> **Given task**
Without any pictures, reproduce exactly the lines running from the line containing "What data populates" through the end of the entries.

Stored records
····················
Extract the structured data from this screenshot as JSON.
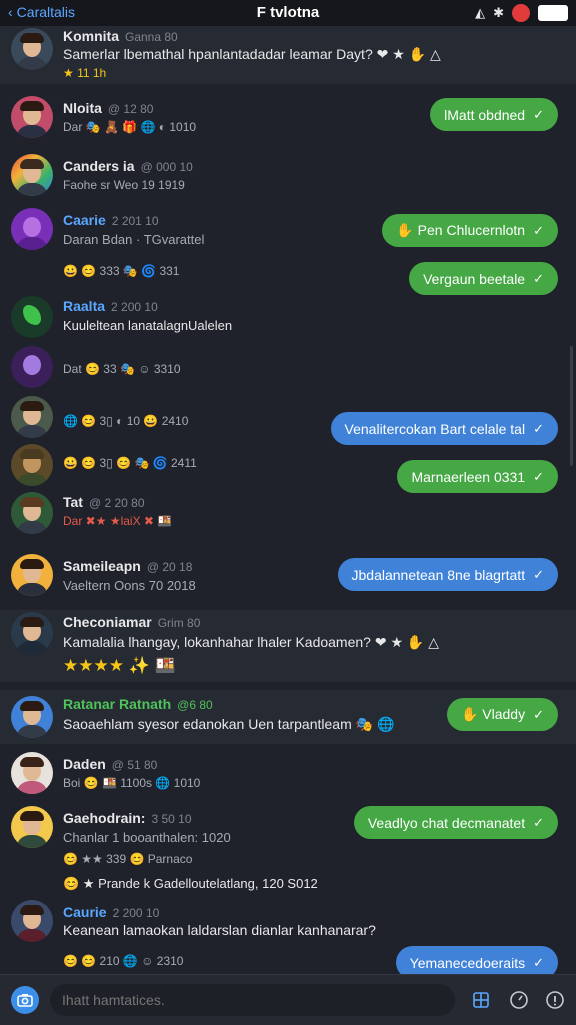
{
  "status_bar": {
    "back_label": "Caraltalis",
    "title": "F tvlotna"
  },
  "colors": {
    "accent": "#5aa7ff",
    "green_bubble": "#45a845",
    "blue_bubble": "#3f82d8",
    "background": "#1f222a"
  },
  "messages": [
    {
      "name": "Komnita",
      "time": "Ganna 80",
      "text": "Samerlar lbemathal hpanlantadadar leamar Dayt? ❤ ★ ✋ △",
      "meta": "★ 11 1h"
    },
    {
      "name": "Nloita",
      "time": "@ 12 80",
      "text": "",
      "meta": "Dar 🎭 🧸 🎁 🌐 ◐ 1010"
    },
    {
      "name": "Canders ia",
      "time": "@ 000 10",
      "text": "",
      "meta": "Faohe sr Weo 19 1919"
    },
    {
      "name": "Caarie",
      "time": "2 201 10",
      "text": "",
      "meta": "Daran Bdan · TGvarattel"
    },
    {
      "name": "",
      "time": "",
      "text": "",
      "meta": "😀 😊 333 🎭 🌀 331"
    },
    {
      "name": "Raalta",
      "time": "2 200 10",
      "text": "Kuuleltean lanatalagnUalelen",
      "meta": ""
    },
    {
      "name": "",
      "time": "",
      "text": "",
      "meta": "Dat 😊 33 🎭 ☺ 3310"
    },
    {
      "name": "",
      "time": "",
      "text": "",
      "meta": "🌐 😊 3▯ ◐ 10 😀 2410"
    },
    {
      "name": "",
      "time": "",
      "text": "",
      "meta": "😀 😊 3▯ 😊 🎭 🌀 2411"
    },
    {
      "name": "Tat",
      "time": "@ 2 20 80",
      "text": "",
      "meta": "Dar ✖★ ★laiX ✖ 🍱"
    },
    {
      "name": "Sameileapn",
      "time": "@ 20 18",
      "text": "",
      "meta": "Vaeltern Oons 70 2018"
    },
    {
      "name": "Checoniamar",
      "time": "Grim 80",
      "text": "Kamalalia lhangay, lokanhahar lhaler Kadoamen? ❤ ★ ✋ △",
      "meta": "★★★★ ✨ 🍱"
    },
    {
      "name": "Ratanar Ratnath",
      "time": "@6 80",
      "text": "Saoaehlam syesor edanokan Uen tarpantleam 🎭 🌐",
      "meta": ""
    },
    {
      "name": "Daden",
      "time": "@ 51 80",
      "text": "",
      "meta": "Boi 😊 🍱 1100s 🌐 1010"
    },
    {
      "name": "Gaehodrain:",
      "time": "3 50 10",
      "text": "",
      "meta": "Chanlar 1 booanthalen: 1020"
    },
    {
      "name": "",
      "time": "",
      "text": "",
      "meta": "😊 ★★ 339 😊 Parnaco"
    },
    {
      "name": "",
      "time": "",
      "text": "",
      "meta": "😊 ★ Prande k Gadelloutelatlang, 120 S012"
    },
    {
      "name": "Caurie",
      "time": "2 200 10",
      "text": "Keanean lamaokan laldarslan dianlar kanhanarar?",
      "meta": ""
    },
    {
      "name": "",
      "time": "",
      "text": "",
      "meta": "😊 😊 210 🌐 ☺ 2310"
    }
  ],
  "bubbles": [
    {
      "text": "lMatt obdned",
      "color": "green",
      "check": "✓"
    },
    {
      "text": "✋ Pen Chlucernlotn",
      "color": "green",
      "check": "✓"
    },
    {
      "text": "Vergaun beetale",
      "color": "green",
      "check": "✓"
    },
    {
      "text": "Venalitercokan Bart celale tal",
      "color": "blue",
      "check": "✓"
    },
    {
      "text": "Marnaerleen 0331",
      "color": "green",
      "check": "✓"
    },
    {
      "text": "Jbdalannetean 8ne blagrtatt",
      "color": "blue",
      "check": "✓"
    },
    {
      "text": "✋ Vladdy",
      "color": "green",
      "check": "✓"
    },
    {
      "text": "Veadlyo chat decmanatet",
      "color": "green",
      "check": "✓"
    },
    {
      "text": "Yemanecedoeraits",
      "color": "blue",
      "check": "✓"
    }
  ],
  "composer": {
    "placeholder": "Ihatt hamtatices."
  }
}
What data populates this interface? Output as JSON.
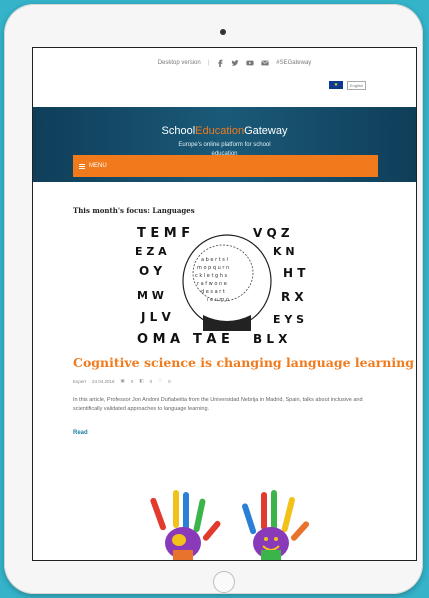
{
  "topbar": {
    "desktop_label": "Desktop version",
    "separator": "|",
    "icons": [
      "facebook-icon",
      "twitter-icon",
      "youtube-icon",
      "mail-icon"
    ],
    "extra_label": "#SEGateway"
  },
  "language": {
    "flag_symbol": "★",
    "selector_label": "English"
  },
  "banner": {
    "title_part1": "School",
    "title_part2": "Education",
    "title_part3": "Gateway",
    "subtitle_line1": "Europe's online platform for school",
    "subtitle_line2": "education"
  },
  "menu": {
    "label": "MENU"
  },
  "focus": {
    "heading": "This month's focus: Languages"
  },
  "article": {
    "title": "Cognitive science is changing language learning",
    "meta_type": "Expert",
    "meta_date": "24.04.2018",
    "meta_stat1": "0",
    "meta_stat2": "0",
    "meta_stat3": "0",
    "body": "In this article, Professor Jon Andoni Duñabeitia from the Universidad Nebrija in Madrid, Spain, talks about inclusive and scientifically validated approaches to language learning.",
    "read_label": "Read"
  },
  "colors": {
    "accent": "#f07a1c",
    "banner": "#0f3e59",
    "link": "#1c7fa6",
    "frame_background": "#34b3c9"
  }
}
····················
> **Worked answer**
What data populates this interface? Output as JSON.
{
  "topbar": {
    "desktop_label": "Desktop version",
    "separator": "|",
    "icons": [
      "facebook-icon",
      "twitter-icon",
      "youtube-icon",
      "mail-icon"
    ],
    "extra_label": "#SEGateway"
  },
  "language": {
    "flag_symbol": "★",
    "selector_label": "English"
  },
  "banner": {
    "title_part1": "School",
    "title_part2": "Education",
    "title_part3": "Gateway",
    "subtitle_line1": "Europe's online platform for school",
    "subtitle_line2": "education"
  },
  "menu": {
    "label": "MENU"
  },
  "focus": {
    "heading": "This month's focus: Languages"
  },
  "article": {
    "title": "Cognitive science is changing language learning",
    "meta_type": "Expert",
    "meta_date": "24.04.2018",
    "meta_stat1": "0",
    "meta_stat2": "0",
    "meta_stat3": "0",
    "body": "In this article, Professor Jon Andoni Duñabeitia from the Universidad Nebrija in Madrid, Spain, talks about inclusive and scientifically validated approaches to language learning.",
    "read_label": "Read"
  },
  "colors": {
    "accent": "#f07a1c",
    "banner": "#0f3e59",
    "link": "#1c7fa6",
    "frame_background": "#34b3c9"
  }
}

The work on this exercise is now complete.